What is being asked
Repeat every record below exactly, but leave out any pictures.

Exercise materials
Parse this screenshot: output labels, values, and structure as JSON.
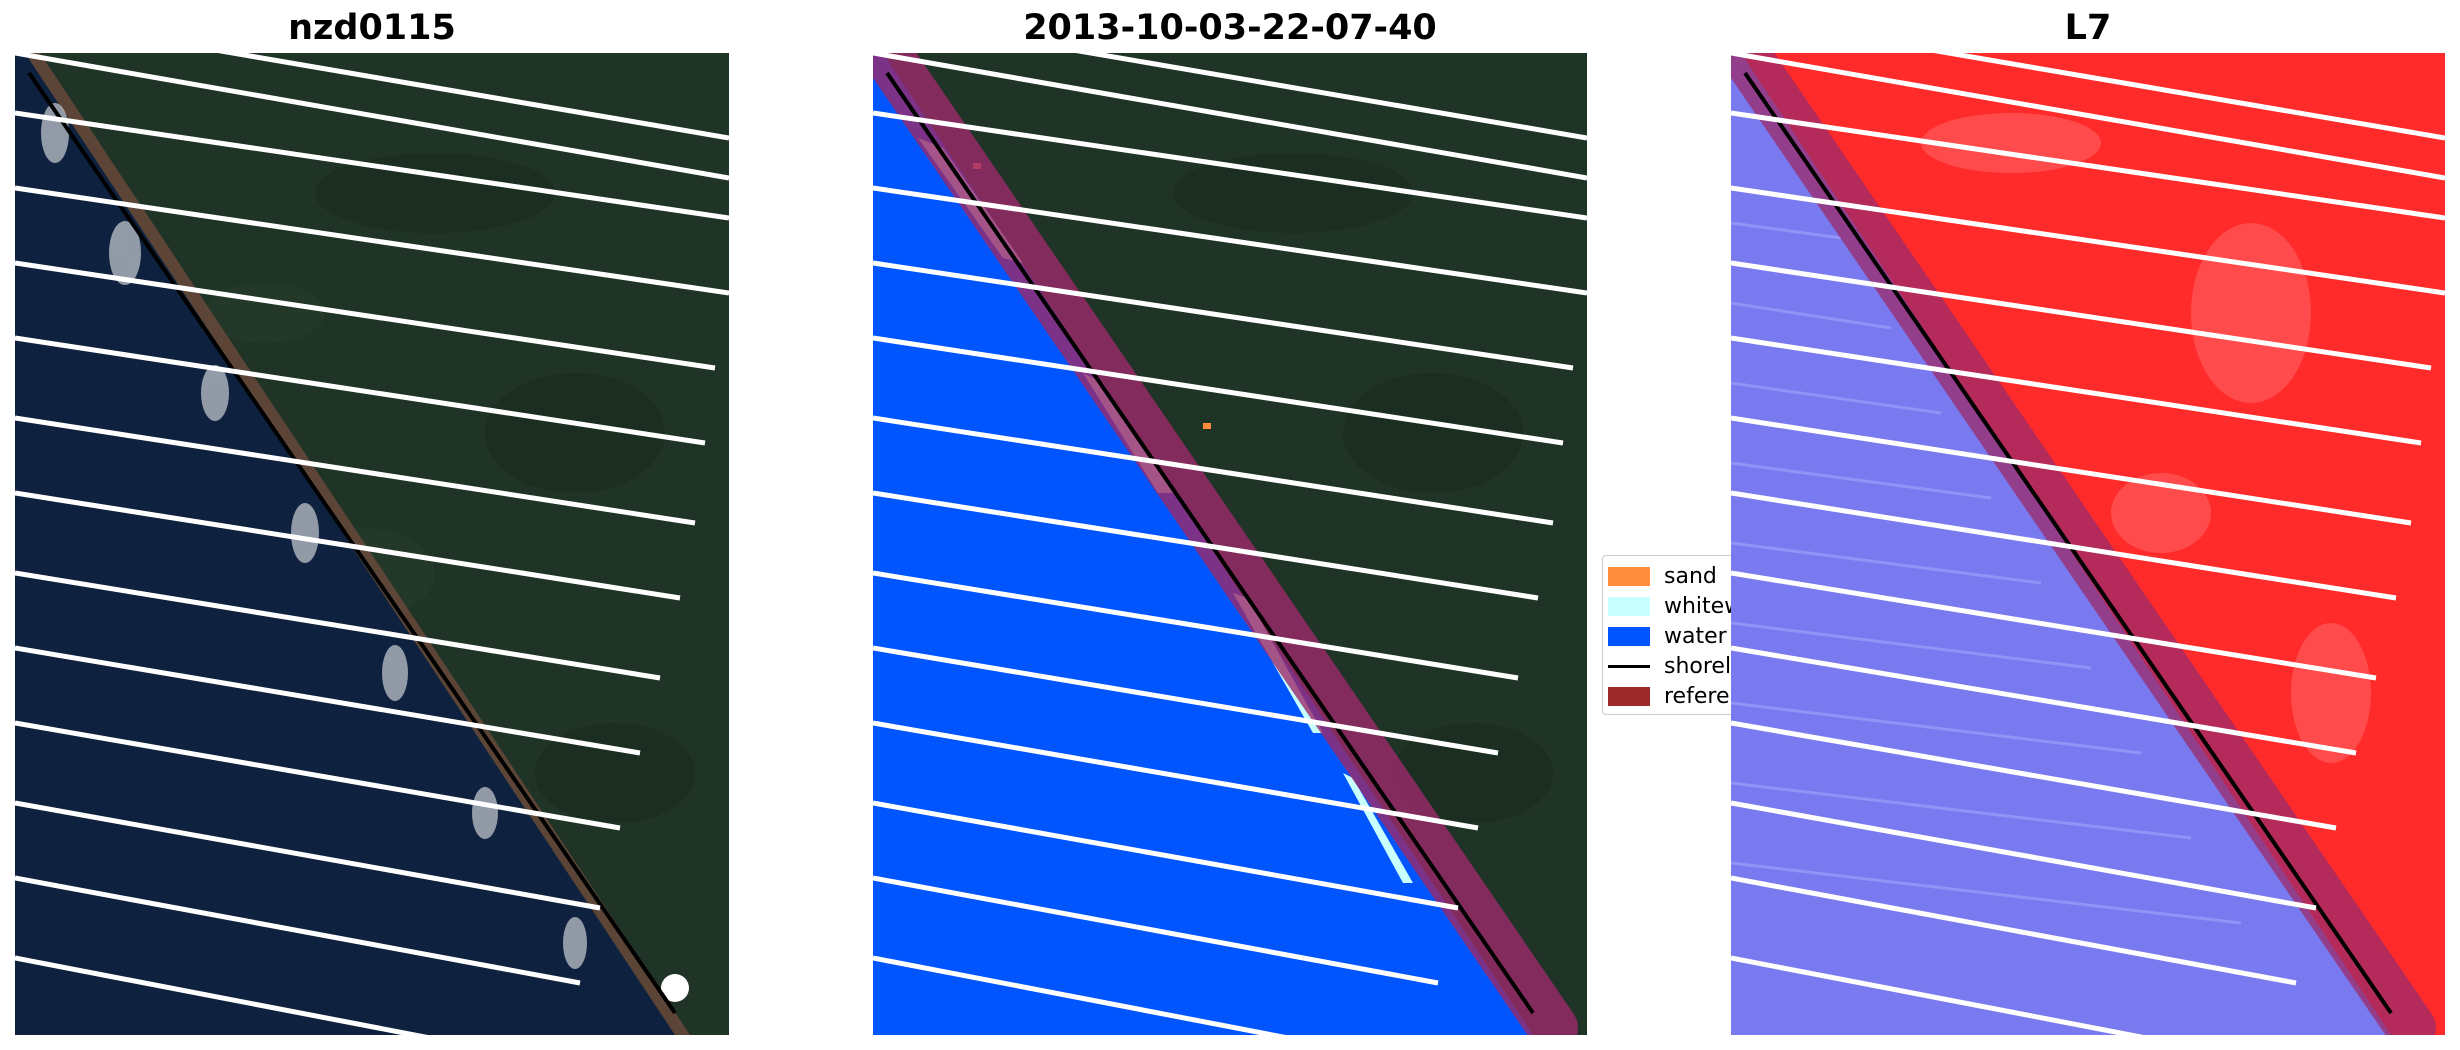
{
  "panels": [
    {
      "title": "nzd0115"
    },
    {
      "title": "2013-10-03-22-07-40"
    },
    {
      "title": "L7"
    }
  ],
  "legend": {
    "items": [
      {
        "label": "sand",
        "color": "#ff8c3a",
        "kind": "patch"
      },
      {
        "label": "whitewater",
        "color": "#c8ffff",
        "kind": "patch"
      },
      {
        "label": "water",
        "color": "#0055ff",
        "kind": "patch"
      },
      {
        "label": "shoreline",
        "color": "#000000",
        "kind": "line"
      },
      {
        "label": "reference",
        "color": "#9c2a2a",
        "kind": "patch"
      }
    ]
  },
  "colors": {
    "land": "#1f3326",
    "sea": "#0e213e",
    "water_class": "#0055ff",
    "land_prob": "#ff2a2a",
    "water_prob": "#7a7af0",
    "reference_band": "#9c2a6a",
    "shoreline": "#000000",
    "scanline_gap": "#ffffff"
  }
}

Response to this exercise
Parse this screenshot: output labels, values, and structure as JSON.
{
  "panels": [
    {
      "title": "nzd0115"
    },
    {
      "title": "2013-10-03-22-07-40"
    },
    {
      "title": "L7"
    }
  ],
  "legend": {
    "items": [
      {
        "label": "sand",
        "color": "#ff8c3a",
        "kind": "patch"
      },
      {
        "label": "whitewater",
        "color": "#c8ffff",
        "kind": "patch"
      },
      {
        "label": "water",
        "color": "#0055ff",
        "kind": "patch"
      },
      {
        "label": "shoreline",
        "color": "#000000",
        "kind": "line"
      },
      {
        "label": "reference",
        "color": "#9c2a2a",
        "kind": "patch"
      }
    ]
  },
  "colors": {
    "land": "#1f3326",
    "sea": "#0e213e",
    "water_class": "#0055ff",
    "land_prob": "#ff2a2a",
    "water_prob": "#7a7af0",
    "reference_band": "#9c2a6a",
    "shoreline": "#000000",
    "scanline_gap": "#ffffff"
  }
}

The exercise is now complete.